### [Exercise goal]
Work out how many lines in the data hold the word "series", and reply with that number only.

++++ Stored data

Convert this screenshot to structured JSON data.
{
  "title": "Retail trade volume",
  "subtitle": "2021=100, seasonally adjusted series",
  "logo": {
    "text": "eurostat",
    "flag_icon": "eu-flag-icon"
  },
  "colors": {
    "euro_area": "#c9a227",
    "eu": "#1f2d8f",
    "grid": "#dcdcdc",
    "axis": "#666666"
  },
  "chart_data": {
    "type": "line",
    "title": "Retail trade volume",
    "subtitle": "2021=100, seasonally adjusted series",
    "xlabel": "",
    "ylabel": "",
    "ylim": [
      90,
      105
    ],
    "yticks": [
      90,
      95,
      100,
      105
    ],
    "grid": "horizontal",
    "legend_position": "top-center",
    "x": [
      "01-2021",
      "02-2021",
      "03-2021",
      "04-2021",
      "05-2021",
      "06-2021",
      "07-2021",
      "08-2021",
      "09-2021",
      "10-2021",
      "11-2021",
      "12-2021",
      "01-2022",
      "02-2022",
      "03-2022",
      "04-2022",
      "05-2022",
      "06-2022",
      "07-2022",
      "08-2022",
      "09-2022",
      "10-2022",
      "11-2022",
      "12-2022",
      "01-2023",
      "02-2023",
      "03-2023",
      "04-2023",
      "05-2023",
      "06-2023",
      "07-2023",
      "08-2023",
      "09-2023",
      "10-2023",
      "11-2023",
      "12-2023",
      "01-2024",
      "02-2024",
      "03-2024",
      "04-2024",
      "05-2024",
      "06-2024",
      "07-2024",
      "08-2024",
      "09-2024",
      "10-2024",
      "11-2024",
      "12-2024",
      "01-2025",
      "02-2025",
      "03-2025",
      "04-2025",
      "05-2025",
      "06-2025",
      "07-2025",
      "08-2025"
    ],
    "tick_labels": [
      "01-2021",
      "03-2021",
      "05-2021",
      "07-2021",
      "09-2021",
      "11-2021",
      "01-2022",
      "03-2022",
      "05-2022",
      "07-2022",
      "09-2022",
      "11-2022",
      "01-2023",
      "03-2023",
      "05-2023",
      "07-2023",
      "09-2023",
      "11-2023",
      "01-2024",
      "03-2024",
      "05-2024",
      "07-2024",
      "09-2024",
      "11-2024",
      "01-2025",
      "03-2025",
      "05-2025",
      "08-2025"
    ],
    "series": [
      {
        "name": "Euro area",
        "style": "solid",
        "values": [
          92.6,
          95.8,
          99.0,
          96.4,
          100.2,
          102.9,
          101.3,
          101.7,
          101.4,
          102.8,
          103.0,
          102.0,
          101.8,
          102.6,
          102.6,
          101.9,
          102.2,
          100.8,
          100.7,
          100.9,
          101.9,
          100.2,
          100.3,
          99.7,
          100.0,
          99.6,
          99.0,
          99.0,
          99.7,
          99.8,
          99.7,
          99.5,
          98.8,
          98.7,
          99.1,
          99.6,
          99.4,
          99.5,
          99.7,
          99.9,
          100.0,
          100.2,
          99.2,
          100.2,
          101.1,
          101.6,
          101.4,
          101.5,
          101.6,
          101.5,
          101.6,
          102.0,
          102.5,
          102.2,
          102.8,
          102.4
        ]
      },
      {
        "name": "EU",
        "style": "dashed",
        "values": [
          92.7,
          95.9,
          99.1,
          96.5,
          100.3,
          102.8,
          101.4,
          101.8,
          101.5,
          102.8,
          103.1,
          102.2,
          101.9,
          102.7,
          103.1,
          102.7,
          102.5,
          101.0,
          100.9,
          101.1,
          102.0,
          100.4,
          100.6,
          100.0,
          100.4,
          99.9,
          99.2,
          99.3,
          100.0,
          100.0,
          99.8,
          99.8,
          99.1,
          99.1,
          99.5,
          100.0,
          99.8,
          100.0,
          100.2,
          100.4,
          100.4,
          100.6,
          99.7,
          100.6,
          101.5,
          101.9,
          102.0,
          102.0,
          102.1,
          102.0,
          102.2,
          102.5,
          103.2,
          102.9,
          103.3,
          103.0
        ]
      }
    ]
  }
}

++++++++

### [Solution to this problem]
3